#### [Job]
Below are entries. Pull out all lines containing "Kulkuneuvon".

#### [Extracted data]

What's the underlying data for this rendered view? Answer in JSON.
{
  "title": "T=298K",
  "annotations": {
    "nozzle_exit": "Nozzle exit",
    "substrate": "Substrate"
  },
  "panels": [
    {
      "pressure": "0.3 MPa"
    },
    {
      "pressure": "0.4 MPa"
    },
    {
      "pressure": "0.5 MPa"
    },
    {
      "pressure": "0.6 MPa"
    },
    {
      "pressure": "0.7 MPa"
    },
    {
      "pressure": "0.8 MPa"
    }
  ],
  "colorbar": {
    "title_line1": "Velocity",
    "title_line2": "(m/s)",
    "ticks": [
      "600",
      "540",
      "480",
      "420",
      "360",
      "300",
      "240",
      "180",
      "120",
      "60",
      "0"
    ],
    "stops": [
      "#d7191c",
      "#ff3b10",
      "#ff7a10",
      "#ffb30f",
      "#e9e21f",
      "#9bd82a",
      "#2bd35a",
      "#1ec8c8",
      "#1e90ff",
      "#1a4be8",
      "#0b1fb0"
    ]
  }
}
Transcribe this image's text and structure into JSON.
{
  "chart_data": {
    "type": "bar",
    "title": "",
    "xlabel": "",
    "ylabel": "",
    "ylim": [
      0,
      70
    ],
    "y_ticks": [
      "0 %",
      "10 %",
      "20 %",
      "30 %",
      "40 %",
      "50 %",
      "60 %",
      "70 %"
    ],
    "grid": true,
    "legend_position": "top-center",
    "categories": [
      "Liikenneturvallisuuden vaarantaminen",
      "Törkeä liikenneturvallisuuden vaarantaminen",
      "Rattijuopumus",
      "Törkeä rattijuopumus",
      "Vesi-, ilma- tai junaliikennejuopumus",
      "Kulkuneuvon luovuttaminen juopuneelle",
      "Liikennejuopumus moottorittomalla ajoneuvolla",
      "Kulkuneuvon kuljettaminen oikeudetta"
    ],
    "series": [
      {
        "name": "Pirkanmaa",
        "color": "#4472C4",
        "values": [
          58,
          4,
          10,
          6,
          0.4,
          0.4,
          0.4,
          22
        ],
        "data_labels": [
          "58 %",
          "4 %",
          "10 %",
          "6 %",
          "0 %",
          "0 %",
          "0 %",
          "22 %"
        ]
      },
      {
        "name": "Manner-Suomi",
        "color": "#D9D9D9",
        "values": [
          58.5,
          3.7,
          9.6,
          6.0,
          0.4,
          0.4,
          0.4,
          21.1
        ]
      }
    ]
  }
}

#### [Full response]
      "Kulkuneuvon luovuttaminen juopuneelle",
      "Kulkuneuvon kuljettaminen oikeudetta"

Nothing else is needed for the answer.